_Work required:_
Pick out all lines of the entries that include the word "JSON" and copy them.

Start of Information shown

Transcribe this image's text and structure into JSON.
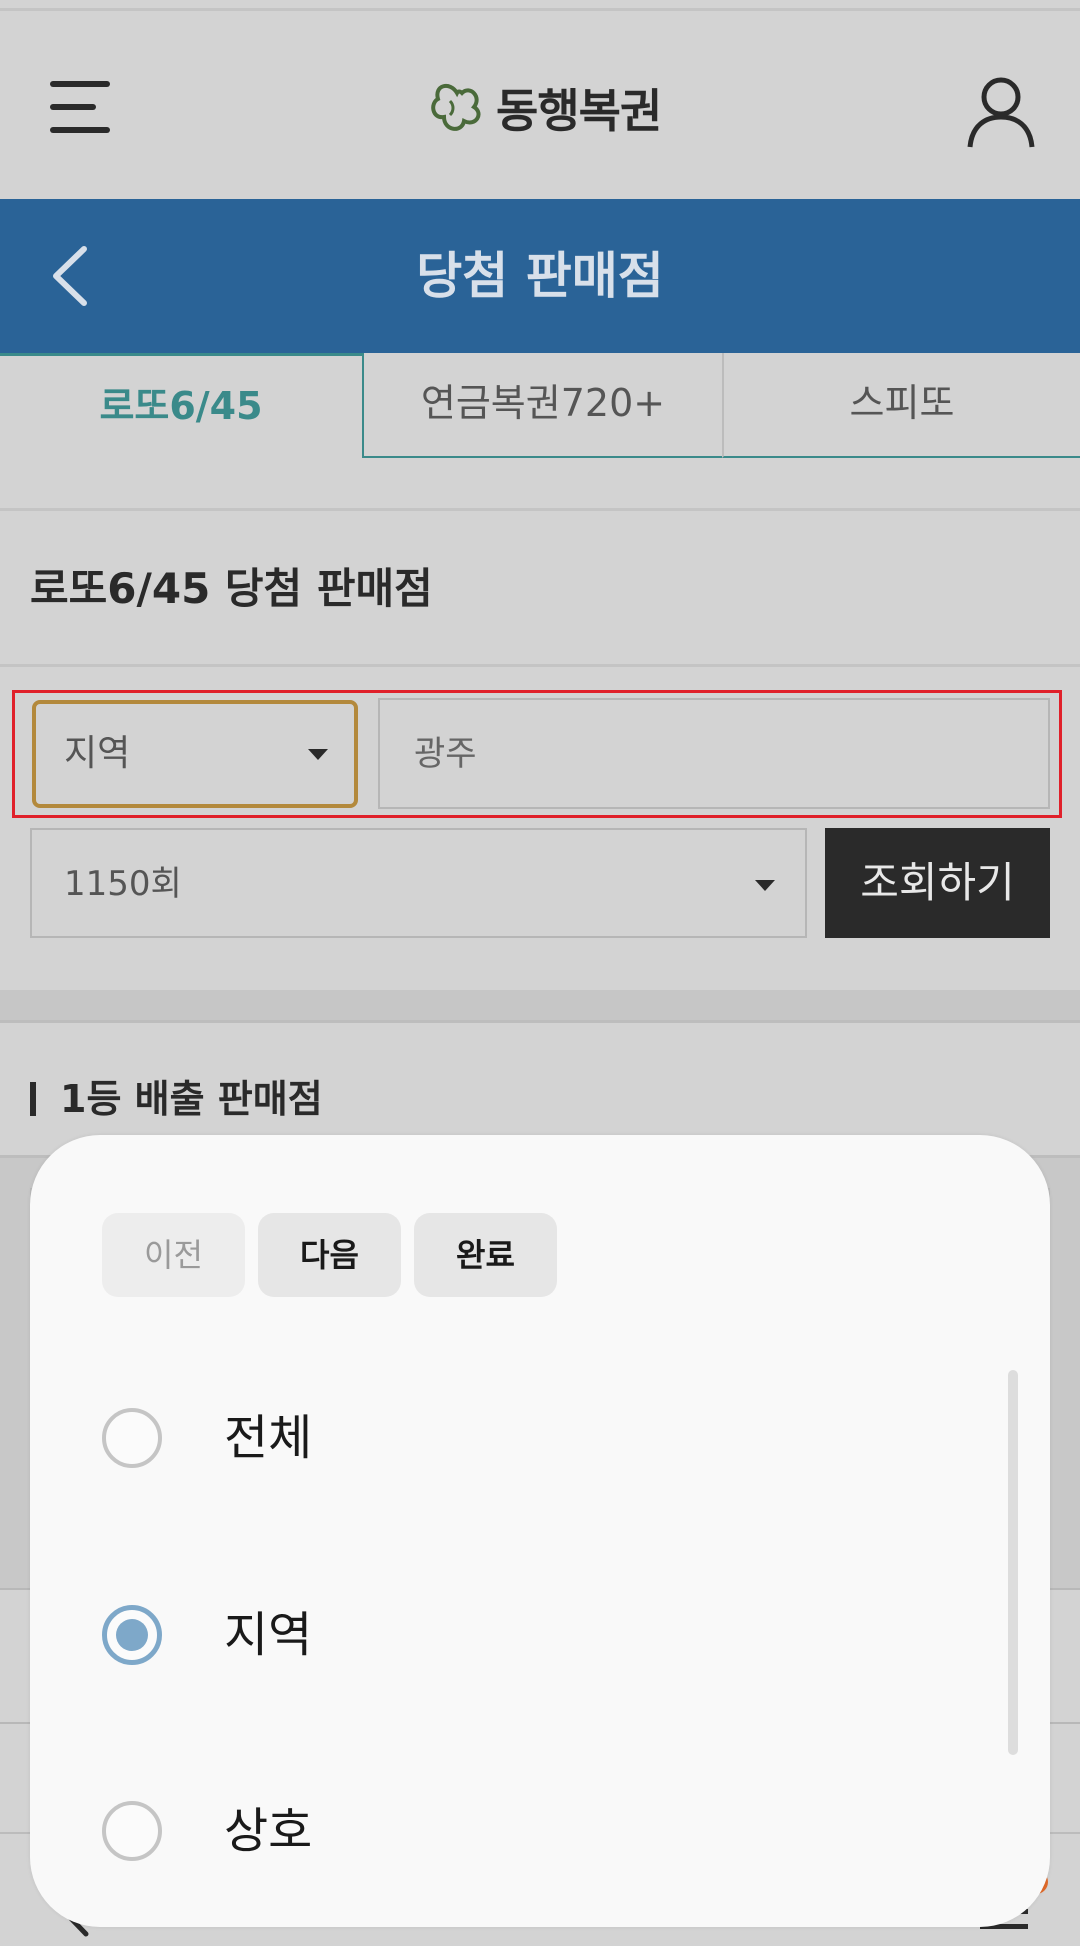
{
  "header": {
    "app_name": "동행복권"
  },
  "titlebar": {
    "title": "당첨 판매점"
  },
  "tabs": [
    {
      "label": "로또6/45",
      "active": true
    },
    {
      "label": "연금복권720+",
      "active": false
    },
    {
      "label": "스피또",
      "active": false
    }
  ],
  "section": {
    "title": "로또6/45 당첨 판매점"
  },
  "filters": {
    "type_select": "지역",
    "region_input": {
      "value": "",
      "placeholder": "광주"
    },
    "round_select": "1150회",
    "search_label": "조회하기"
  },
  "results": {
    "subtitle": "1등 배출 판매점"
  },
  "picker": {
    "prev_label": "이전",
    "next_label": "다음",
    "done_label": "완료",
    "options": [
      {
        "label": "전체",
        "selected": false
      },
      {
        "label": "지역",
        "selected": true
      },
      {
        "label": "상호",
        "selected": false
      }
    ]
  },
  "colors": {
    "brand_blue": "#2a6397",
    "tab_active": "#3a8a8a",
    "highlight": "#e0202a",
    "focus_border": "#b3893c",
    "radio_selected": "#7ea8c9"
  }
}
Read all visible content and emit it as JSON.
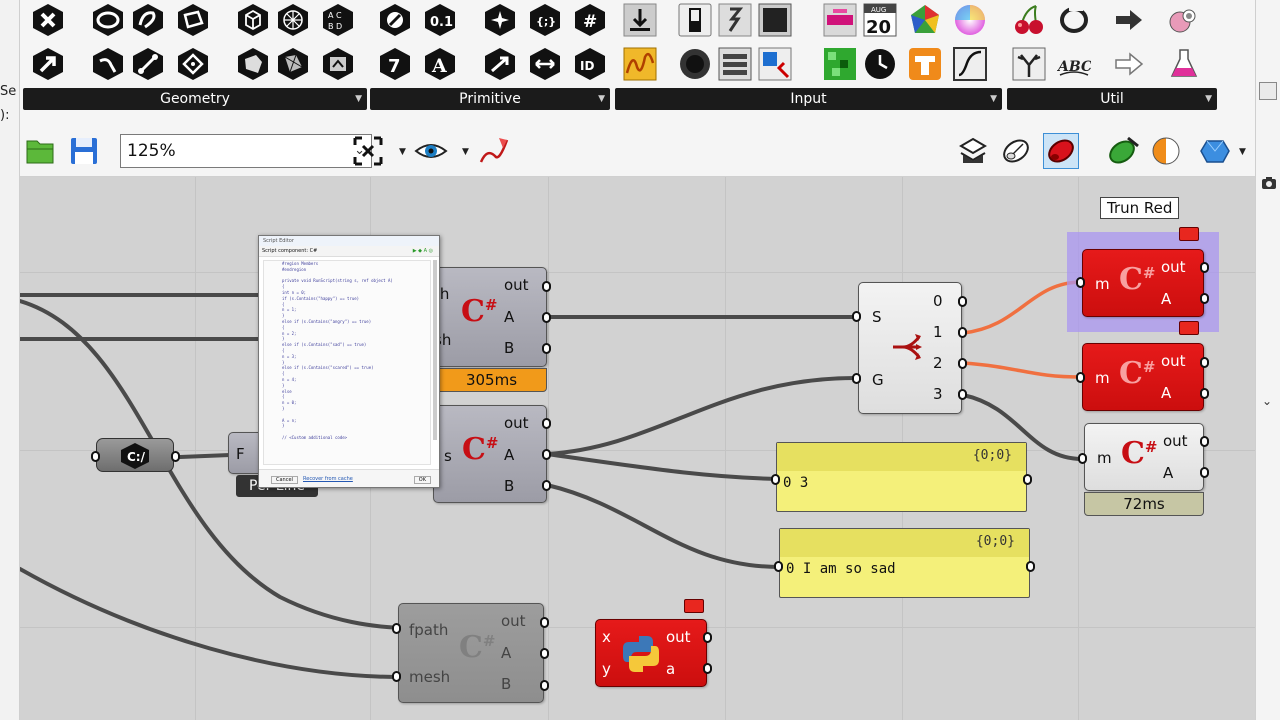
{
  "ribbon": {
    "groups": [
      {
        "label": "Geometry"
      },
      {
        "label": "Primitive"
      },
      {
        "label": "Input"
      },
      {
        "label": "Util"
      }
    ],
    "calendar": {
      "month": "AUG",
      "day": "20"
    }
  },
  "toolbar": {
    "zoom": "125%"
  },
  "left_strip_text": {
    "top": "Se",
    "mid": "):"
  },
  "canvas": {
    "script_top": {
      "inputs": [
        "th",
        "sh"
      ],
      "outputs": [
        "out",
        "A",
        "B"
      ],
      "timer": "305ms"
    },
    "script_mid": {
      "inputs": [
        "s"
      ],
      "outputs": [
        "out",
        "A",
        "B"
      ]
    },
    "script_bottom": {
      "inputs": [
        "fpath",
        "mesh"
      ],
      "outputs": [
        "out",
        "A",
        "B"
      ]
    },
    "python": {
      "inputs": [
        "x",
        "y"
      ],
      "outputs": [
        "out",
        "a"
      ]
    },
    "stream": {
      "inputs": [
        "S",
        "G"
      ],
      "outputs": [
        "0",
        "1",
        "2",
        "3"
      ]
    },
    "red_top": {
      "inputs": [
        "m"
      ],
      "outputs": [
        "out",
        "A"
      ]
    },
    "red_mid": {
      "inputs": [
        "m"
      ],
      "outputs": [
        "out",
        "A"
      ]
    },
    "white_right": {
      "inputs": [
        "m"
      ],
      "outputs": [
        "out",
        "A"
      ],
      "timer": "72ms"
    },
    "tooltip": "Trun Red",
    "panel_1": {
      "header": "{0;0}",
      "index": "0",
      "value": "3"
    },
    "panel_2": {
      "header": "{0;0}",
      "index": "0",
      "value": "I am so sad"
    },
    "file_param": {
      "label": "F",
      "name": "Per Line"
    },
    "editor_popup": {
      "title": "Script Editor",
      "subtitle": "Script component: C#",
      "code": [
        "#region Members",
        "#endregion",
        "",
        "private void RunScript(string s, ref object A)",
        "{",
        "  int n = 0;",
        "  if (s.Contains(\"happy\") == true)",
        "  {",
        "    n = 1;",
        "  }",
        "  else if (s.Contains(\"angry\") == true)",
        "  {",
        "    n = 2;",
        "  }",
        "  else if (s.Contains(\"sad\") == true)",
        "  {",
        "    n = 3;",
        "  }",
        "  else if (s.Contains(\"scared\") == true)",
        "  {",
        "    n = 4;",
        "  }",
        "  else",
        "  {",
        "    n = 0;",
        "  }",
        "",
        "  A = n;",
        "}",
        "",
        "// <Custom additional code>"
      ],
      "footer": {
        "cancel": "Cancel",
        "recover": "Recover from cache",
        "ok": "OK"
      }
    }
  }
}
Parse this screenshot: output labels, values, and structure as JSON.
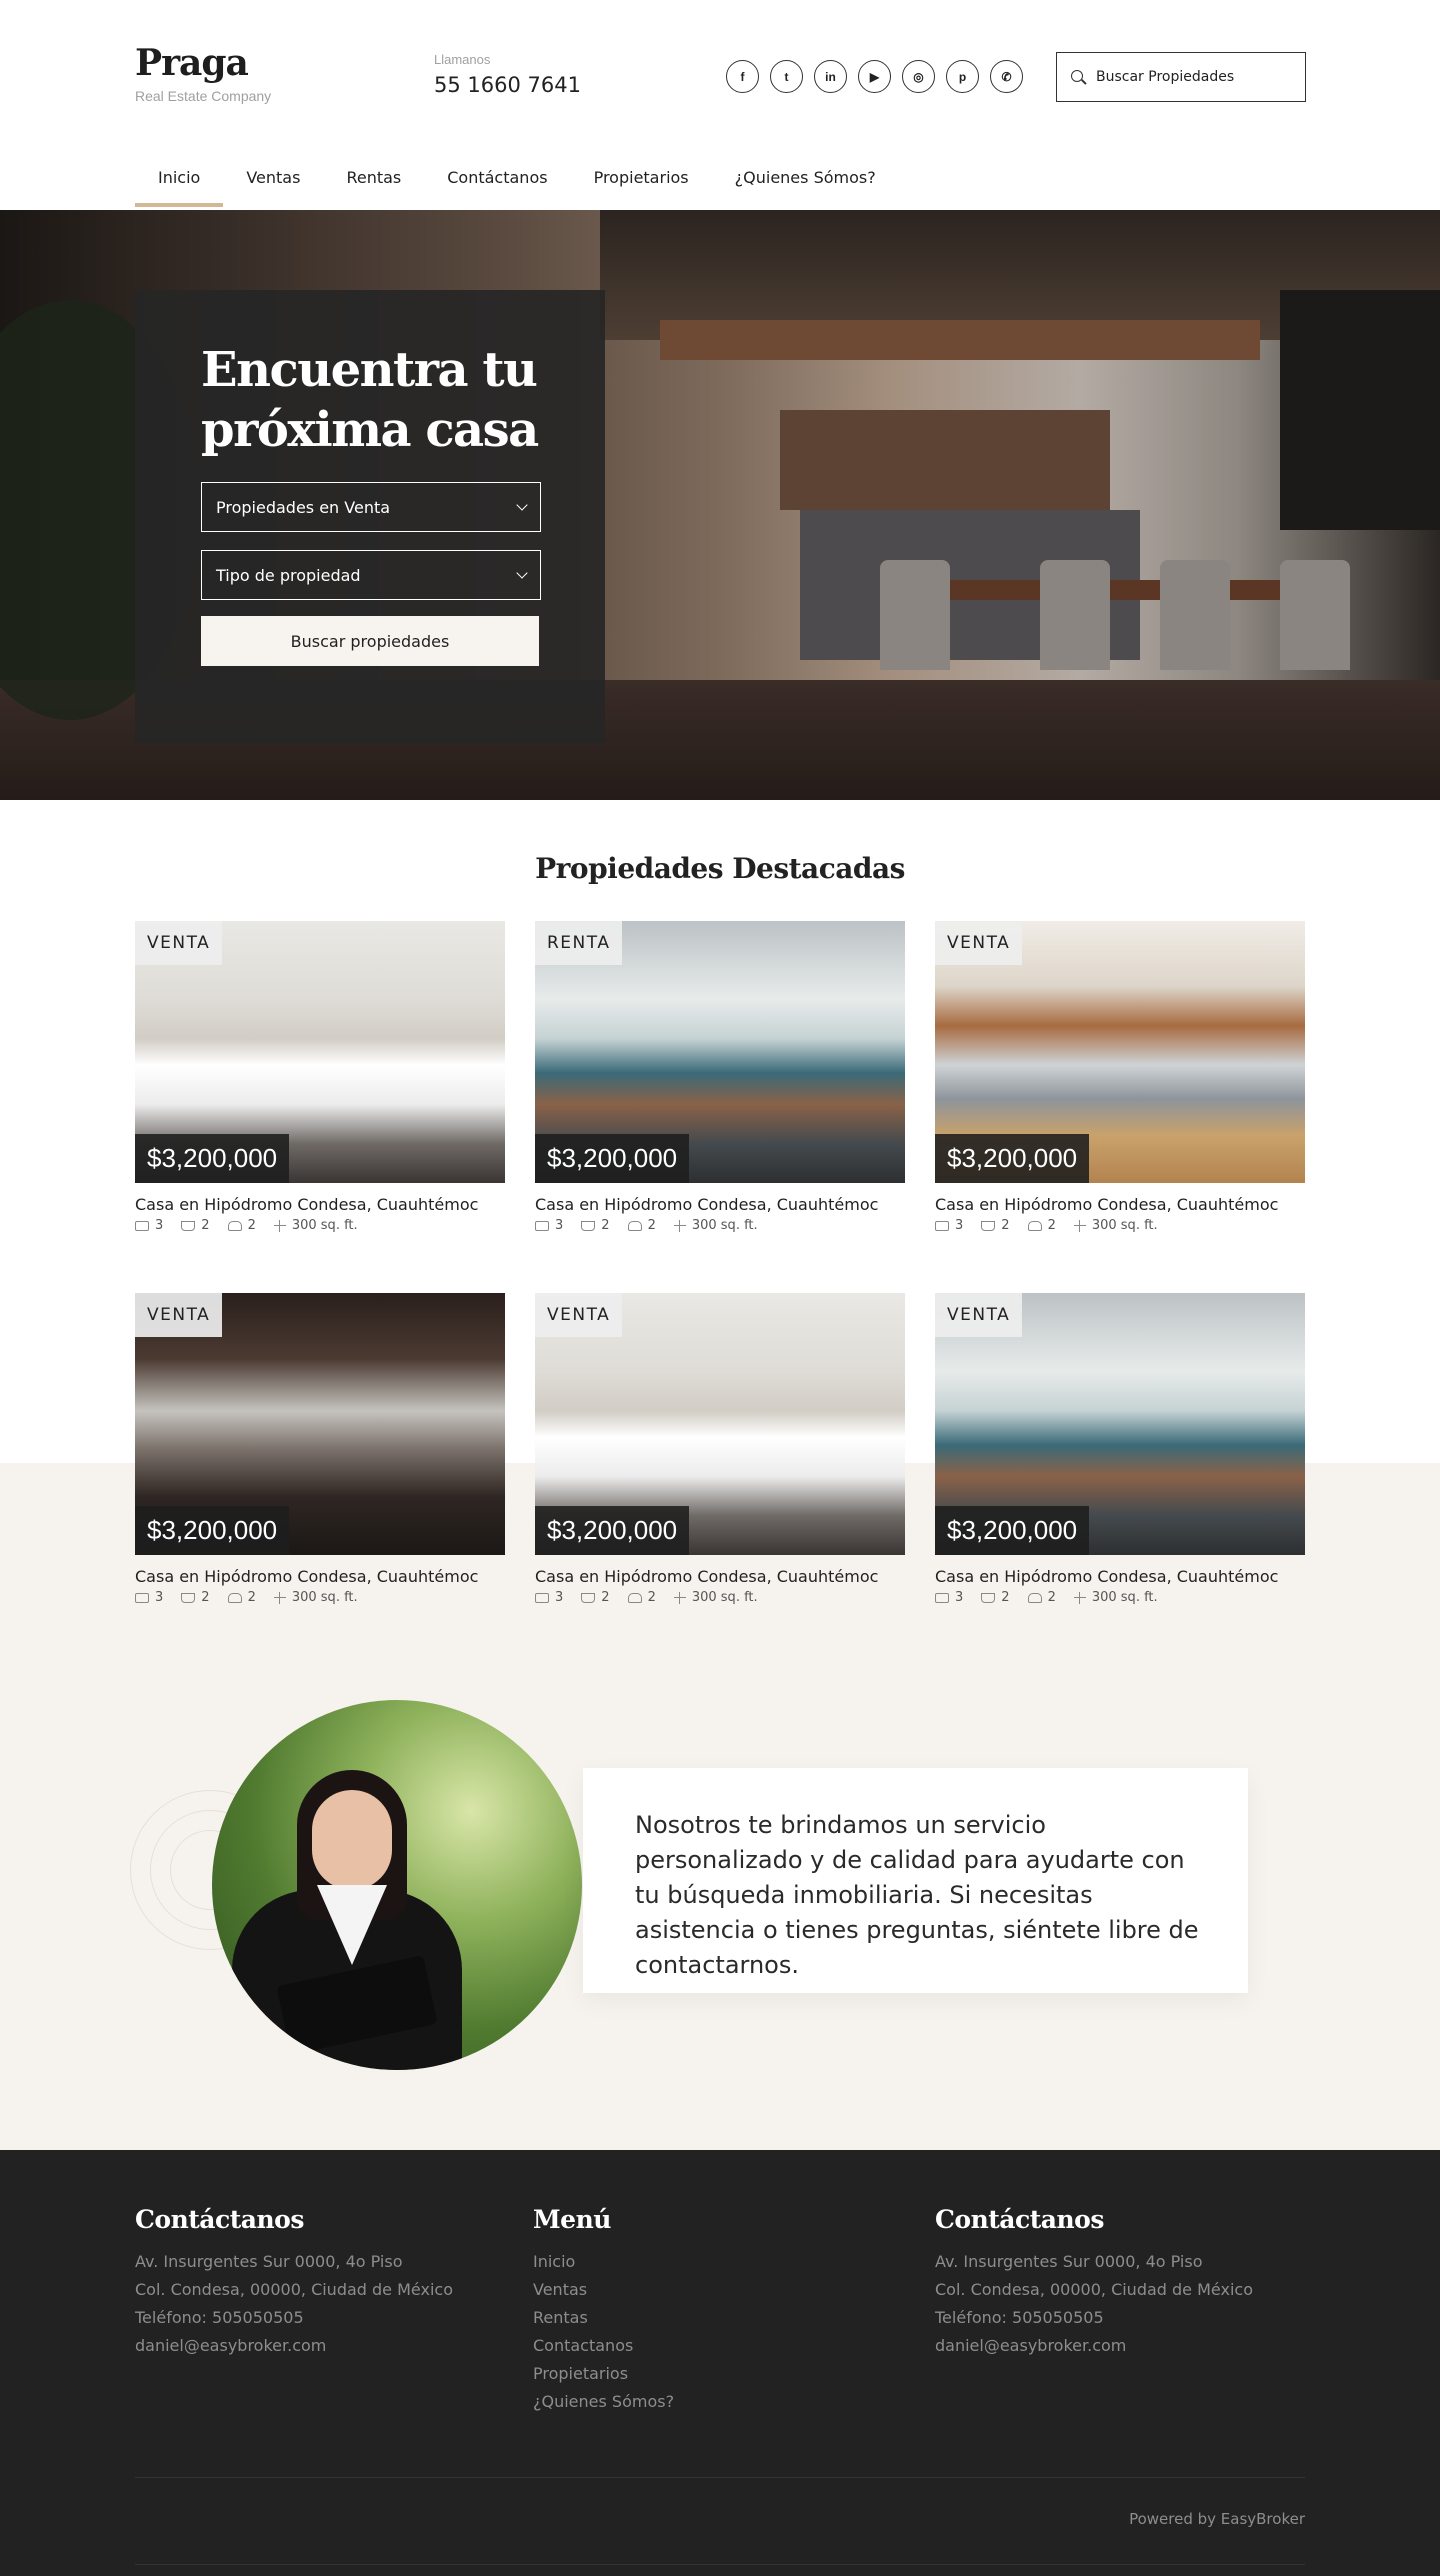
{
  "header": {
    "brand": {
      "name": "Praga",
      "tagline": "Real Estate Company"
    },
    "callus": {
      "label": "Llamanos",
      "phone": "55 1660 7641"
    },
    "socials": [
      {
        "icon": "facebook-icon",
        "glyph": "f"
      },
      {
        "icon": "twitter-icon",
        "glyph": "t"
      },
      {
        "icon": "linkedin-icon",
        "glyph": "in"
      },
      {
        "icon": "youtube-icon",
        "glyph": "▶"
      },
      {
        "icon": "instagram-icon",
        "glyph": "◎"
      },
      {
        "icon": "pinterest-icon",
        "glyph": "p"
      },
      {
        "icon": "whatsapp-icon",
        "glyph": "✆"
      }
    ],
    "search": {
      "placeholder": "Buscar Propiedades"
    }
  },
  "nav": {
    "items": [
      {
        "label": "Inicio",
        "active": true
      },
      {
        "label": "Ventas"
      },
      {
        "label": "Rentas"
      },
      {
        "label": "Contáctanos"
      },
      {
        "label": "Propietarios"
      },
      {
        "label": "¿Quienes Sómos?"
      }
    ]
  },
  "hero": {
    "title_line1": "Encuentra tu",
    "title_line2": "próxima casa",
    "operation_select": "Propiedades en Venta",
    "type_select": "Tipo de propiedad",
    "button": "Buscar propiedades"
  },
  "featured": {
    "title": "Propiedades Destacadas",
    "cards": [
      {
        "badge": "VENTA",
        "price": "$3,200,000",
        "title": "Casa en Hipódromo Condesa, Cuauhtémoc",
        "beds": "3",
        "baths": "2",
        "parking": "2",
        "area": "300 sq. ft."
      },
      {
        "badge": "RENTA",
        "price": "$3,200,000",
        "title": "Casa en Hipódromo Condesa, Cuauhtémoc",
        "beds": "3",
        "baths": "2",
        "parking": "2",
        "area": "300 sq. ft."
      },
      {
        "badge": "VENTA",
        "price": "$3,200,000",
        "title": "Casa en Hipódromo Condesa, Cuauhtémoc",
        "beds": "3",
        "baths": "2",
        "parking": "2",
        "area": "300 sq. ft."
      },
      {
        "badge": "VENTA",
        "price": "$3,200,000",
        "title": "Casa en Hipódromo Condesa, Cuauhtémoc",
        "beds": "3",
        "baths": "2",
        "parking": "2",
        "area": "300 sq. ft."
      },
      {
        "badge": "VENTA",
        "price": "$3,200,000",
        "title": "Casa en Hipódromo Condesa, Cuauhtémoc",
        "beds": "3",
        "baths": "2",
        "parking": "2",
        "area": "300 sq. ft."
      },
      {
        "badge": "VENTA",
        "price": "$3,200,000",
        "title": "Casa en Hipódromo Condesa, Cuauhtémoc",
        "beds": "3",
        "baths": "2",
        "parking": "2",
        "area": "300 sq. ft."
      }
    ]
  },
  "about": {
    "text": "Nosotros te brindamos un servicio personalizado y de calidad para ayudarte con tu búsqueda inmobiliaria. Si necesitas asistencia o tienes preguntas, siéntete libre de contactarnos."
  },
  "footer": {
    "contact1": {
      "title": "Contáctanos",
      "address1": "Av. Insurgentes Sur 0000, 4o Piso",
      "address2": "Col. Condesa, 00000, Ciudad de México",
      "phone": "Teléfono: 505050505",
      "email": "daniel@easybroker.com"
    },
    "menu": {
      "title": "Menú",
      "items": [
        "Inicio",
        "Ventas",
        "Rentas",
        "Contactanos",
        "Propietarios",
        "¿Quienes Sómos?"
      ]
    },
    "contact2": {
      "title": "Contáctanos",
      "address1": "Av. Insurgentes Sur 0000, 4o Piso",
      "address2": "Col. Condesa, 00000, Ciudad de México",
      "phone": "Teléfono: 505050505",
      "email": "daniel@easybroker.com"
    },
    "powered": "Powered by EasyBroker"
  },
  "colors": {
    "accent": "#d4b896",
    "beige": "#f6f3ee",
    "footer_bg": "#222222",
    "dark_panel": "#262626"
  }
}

End of Information shown

_Written solution:_
Transcribe this image's text and structure into JSON.
Read all visible content and emit it as JSON.
Parse this screenshot: output labels, values, and structure as JSON.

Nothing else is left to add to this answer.